### SET EXERCISE
Exclude images, then output the remaining data verbatim.

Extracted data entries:

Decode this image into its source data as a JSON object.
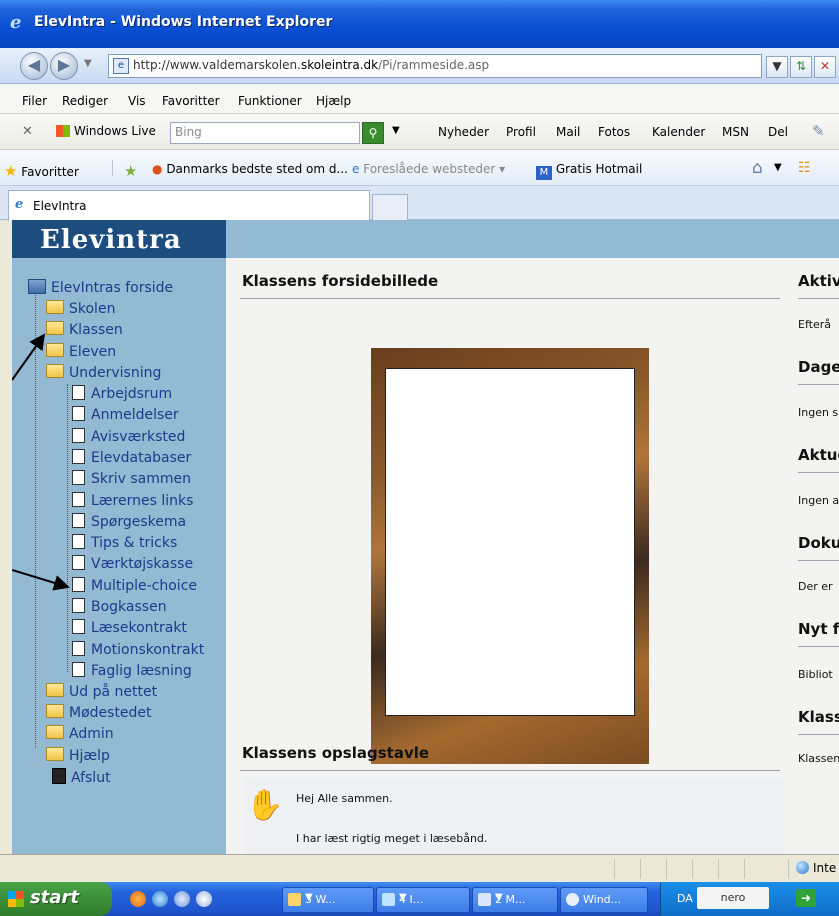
{
  "window": {
    "title": "ElevIntra - Windows Internet Explorer"
  },
  "address": {
    "url_prefix": "http://www.valdemarskolen.",
    "url_domain": "skoleintra.dk",
    "url_path": "/Pi/rammeside.asp"
  },
  "menu": [
    "Filer",
    "Rediger",
    "Vis",
    "Favoritter",
    "Funktioner",
    "Hjælp"
  ],
  "live_bar": {
    "brand": "Windows Live",
    "search_placeholder": "Bing",
    "links": [
      "Nyheder",
      "Profil",
      "Mail",
      "Fotos",
      "Kalender",
      "MSN",
      "Del"
    ]
  },
  "favorites_bar": {
    "favorites_label": "Favoritter",
    "items": [
      "Danmarks bedste sted om d...",
      "Foreslåede websteder ▾",
      "Gratis Hotmail"
    ]
  },
  "tab": {
    "label": "ElevIntra"
  },
  "site": {
    "logo": "Elevintra",
    "nav": {
      "home": "ElevIntras forside",
      "folders_top": [
        "Skolen",
        "Klassen",
        "Eleven",
        "Undervisning"
      ],
      "undervisning_items": [
        "Arbejdsrum",
        "Anmeldelser",
        "Avisværksted",
        "Elevdatabaser",
        "Skriv sammen",
        "Lærernes links",
        "Spørgeskema",
        "Tips & tricks",
        "Værktøjskasse",
        "Multiple-choice",
        "Bogkassen",
        "Læsekontrakt",
        "Motionskontrakt",
        "Faglig læsning"
      ],
      "folders_bottom": [
        "Ud på nettet",
        "Mødestedet",
        "Admin",
        "Hjælp"
      ],
      "exit": "Afslut"
    },
    "main": {
      "photo_title": "Klassens forsidebillede",
      "board_title": "Klassens opslagstavle",
      "board_lines": [
        "Hej Alle sammen.",
        "I har læst rigtig meget i læsebånd."
      ]
    },
    "right_col": [
      {
        "title": "Aktiv",
        "text": "Efterå"
      },
      {
        "title": "Dage",
        "text": "Ingen s"
      },
      {
        "title": "Aktue",
        "text": "Ingen a"
      },
      {
        "title": "Doku",
        "text": "Der er"
      },
      {
        "title": "Nyt f",
        "text": "Bibliot"
      },
      {
        "title": "Klasse",
        "text": "Klassen"
      }
    ]
  },
  "status": {
    "zone": "Inte"
  },
  "taskbar": {
    "start": "start",
    "tasks": [
      "3 W...",
      "4 I...",
      "2 M...",
      "Wind..."
    ],
    "lang": "DA",
    "nero": "nero"
  },
  "colors": {
    "sidebar": "#93b9d3",
    "logo_bg": "#1d4c7f",
    "nav_text": "#1d3a8c",
    "taskbar": "#2462dc"
  }
}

### EXERCISE SOLUTION
Decode this image into its source data as a JSON object.
{
  "window": {
    "title": "ElevIntra - Windows Internet Explorer"
  },
  "address": {
    "url_prefix": "http://www.valdemarskolen.",
    "url_domain": "skoleintra.dk",
    "url_path": "/Pi/rammeside.asp"
  },
  "menu": [
    "Filer",
    "Rediger",
    "Vis",
    "Favoritter",
    "Funktioner",
    "Hjælp"
  ],
  "live_bar": {
    "brand": "Windows Live",
    "search_placeholder": "Bing",
    "links": [
      "Nyheder",
      "Profil",
      "Mail",
      "Fotos",
      "Kalender",
      "MSN",
      "Del"
    ]
  },
  "favorites_bar": {
    "favorites_label": "Favoritter",
    "items": [
      "Danmarks bedste sted om d...",
      "Foreslåede websteder ▾",
      "Gratis Hotmail"
    ]
  },
  "tab": {
    "label": "ElevIntra"
  },
  "site": {
    "logo": "Elevintra",
    "nav": {
      "home": "ElevIntras forside",
      "folders_top": [
        "Skolen",
        "Klassen",
        "Eleven",
        "Undervisning"
      ],
      "undervisning_items": [
        "Arbejdsrum",
        "Anmeldelser",
        "Avisværksted",
        "Elevdatabaser",
        "Skriv sammen",
        "Lærernes links",
        "Spørgeskema",
        "Tips & tricks",
        "Værktøjskasse",
        "Multiple-choice",
        "Bogkassen",
        "Læsekontrakt",
        "Motionskontrakt",
        "Faglig læsning"
      ],
      "folders_bottom": [
        "Ud på nettet",
        "Mødestedet",
        "Admin",
        "Hjælp"
      ],
      "exit": "Afslut"
    },
    "main": {
      "photo_title": "Klassens forsidebillede",
      "board_title": "Klassens opslagstavle",
      "board_lines": [
        "Hej Alle sammen.",
        "I har læst rigtig meget i læsebånd."
      ]
    },
    "right_col": [
      {
        "title": "Aktiv",
        "text": "Efterå"
      },
      {
        "title": "Dage",
        "text": "Ingen s"
      },
      {
        "title": "Aktue",
        "text": "Ingen a"
      },
      {
        "title": "Doku",
        "text": "Der er"
      },
      {
        "title": "Nyt f",
        "text": "Bibliot"
      },
      {
        "title": "Klasse",
        "text": "Klassen"
      }
    ]
  },
  "status": {
    "zone": "Inte"
  },
  "taskbar": {
    "start": "start",
    "tasks": [
      "3 W...",
      "4 I...",
      "2 M...",
      "Wind..."
    ],
    "lang": "DA",
    "nero": "nero"
  },
  "colors": {
    "sidebar": "#93b9d3",
    "logo_bg": "#1d4c7f",
    "nav_text": "#1d3a8c",
    "taskbar": "#2462dc"
  }
}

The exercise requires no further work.